Written request >> Print the records again, character for character.

Excerpted records >>
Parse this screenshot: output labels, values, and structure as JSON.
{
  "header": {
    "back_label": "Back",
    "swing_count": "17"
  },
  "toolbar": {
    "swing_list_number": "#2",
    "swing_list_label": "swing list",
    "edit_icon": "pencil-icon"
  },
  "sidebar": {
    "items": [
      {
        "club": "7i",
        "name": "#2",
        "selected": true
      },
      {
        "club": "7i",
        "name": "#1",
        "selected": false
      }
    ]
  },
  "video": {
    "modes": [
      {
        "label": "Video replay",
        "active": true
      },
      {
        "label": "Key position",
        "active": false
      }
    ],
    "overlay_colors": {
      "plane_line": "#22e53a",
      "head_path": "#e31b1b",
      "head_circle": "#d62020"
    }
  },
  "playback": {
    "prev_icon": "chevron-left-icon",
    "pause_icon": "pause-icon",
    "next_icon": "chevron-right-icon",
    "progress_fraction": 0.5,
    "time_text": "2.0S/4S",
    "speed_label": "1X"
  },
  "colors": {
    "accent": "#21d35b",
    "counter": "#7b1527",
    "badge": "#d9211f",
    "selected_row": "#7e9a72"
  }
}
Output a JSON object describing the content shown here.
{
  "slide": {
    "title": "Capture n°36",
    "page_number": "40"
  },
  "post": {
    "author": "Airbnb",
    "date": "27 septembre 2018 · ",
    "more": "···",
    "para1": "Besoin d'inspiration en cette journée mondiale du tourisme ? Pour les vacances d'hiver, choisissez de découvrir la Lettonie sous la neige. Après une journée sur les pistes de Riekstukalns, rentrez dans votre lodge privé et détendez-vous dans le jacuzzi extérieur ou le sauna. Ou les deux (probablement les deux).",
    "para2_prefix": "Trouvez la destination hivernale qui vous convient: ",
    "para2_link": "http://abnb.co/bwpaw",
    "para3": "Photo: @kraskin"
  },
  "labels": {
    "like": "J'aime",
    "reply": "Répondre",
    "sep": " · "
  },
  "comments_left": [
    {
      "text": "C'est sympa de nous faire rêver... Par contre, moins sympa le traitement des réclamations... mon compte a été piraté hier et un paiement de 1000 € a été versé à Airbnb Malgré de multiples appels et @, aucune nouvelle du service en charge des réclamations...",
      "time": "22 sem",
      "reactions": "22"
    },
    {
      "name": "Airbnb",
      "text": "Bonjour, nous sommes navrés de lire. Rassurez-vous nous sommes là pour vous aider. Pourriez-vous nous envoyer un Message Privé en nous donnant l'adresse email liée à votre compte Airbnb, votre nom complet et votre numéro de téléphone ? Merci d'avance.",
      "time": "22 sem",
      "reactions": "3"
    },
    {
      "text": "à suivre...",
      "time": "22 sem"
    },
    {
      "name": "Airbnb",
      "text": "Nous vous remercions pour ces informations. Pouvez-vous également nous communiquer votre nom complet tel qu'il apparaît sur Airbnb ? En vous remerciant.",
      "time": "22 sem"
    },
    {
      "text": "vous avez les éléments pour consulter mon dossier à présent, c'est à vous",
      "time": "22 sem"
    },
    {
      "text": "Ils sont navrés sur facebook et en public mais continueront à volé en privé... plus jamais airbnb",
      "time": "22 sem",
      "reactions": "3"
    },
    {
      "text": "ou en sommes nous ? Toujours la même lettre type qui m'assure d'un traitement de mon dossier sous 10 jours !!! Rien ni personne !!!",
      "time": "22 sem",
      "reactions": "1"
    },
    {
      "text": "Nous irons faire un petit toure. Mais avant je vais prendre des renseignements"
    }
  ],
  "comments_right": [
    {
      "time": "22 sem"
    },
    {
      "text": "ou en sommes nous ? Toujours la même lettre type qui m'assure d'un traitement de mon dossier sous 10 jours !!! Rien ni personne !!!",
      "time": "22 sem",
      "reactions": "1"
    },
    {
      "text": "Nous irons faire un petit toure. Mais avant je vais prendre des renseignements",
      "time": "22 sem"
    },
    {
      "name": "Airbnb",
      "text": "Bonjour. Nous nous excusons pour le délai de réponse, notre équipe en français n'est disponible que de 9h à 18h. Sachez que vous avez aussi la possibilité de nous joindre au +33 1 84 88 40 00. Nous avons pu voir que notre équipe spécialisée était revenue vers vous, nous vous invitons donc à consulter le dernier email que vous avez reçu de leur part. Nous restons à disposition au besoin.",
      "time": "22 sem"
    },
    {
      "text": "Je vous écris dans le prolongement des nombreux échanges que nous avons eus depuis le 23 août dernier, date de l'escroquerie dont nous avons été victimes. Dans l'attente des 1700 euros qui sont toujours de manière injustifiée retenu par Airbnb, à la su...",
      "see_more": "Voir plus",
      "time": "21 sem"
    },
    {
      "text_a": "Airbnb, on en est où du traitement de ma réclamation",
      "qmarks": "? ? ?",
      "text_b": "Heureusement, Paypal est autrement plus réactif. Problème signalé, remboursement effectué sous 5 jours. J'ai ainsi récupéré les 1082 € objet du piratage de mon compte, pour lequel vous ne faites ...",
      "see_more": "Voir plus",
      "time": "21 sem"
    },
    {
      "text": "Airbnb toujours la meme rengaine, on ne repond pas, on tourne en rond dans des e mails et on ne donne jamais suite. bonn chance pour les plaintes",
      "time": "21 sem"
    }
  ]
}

Reply >>
Parse this screenshot: output labels, values, and structure as JSON.
{
  "header": {
    "back_label": "Back",
    "swing_count": "17"
  },
  "toolbar": {
    "swing_list_number": "#2",
    "swing_list_label": "swing list",
    "edit_icon": "pencil-icon"
  },
  "sidebar": {
    "items": [
      {
        "club": "7i",
        "name": "#2",
        "selected": true
      },
      {
        "club": "7i",
        "name": "#1",
        "selected": false
      }
    ]
  },
  "video": {
    "modes": [
      {
        "label": "Video replay",
        "active": true
      },
      {
        "label": "Key position",
        "active": false
      }
    ],
    "overlay_colors": {
      "plane_line": "#22e53a",
      "head_path": "#e31b1b",
      "head_circle": "#d62020"
    }
  },
  "playback": {
    "prev_icon": "chevron-left-icon",
    "pause_icon": "pause-icon",
    "next_icon": "chevron-right-icon",
    "progress_fraction": 0.5,
    "time_text": "2.0S/4S",
    "speed_label": "1X"
  },
  "colors": {
    "accent": "#21d35b",
    "counter": "#7b1527",
    "badge": "#d9211f",
    "selected_row": "#7e9a72"
  }
}
Output a JSON object describing the content shown here.
{
  "slide": {
    "title": "Capture n°36",
    "page_number": "40"
  },
  "post": {
    "author": "Airbnb",
    "date": "27 septembre 2018 · ",
    "more": "···",
    "para1": "Besoin d'inspiration en cette journée mondiale du tourisme ? Pour les vacances d'hiver, choisissez de découvrir la Lettonie sous la neige. Après une journée sur les pistes de Riekstukalns, rentrez dans votre lodge privé et détendez-vous dans le jacuzzi extérieur ou le sauna. Ou les deux (probablement les deux).",
    "para2_prefix": "Trouvez la destination hivernale qui vous convient: ",
    "para2_link": "http://abnb.co/bwpaw",
    "para3": "Photo: @kraskin"
  },
  "labels": {
    "like": "J'aime",
    "reply": "Répondre",
    "sep": " · "
  },
  "comments_left": [
    {
      "text": "C'est sympa de nous faire rêver... Par contre, moins sympa le traitement des réclamations... mon compte a été piraté hier et un paiement de 1000 € a été versé à Airbnb Malgré de multiples appels et @, aucune nouvelle du service en charge des réclamations...",
      "time": "22 sem",
      "reactions": "22"
    },
    {
      "name": "Airbnb",
      "text": "Bonjour, nous sommes navrés de lire. Rassurez-vous nous sommes là pour vous aider. Pourriez-vous nous envoyer un Message Privé en nous donnant l'adresse email liée à votre compte Airbnb, votre nom complet et votre numéro de téléphone ? Merci d'avance.",
      "time": "22 sem",
      "reactions": "3"
    },
    {
      "text": "à suivre...",
      "time": "22 sem"
    },
    {
      "name": "Airbnb",
      "text": "Nous vous remercions pour ces informations. Pouvez-vous également nous communiquer votre nom complet tel qu'il apparaît sur Airbnb ? En vous remerciant.",
      "time": "22 sem"
    },
    {
      "text": "vous avez les éléments pour consulter mon dossier à présent, c'est à vous",
      "time": "22 sem"
    },
    {
      "text": "Ils sont navrés sur facebook et en public mais continueront à volé en privé... plus jamais airbnb",
      "time": "22 sem",
      "reactions": "3"
    },
    {
      "text": "ou en sommes nous ? Toujours la même lettre type qui m'assure d'un traitement de mon dossier sous 10 jours !!! Rien ni personne !!!",
      "time": "22 sem",
      "reactions": "1"
    },
    {
      "text": "Nous irons faire un petit toure. Mais avant je vais prendre des renseignements"
    }
  ],
  "comments_right": [
    {
      "time": "22 sem"
    },
    {
      "text": "ou en sommes nous ? Toujours la même lettre type qui m'assure d'un traitement de mon dossier sous 10 jours !!! Rien ni personne !!!",
      "time": "22 sem",
      "reactions": "1"
    },
    {
      "text": "Nous irons faire un petit toure. Mais avant je vais prendre des renseignements",
      "time": "22 sem"
    },
    {
      "name": "Airbnb",
      "text": "Bonjour. Nous nous excusons pour le délai de réponse, notre équipe en français n'est disponible que de 9h à 18h. Sachez que vous avez aussi la possibilité de nous joindre au +33 1 84 88 40 00. Nous avons pu voir que notre équipe spécialisée était revenue vers vous, nous vous invitons donc à consulter le dernier email que vous avez reçu de leur part. Nous restons à disposition au besoin.",
      "time": "22 sem"
    },
    {
      "text": "Je vous écris dans le prolongement des nombreux échanges que nous avons eus depuis le 23 août dernier, date de l'escroquerie dont nous avons été victimes. Dans l'attente des 1700 euros qui sont toujours de manière injustifiée retenu par Airbnb, à la su...",
      "see_more": "Voir plus",
      "time": "21 sem"
    },
    {
      "text_a": "Airbnb, on en est où du traitement de ma réclamation",
      "qmarks": "? ? ?",
      "text_b": "Heureusement, Paypal est autrement plus réactif. Problème signalé, remboursement effectué sous 5 jours. J'ai ainsi récupéré les 1082 € objet du piratage de mon compte, pour lequel vous ne faites ...",
      "see_more": "Voir plus",
      "time": "21 sem"
    },
    {
      "text": "Airbnb toujours la meme rengaine, on ne repond pas, on tourne en rond dans des e mails et on ne donne jamais suite. bonn chance pour les plaintes",
      "time": "21 sem"
    }
  ]
}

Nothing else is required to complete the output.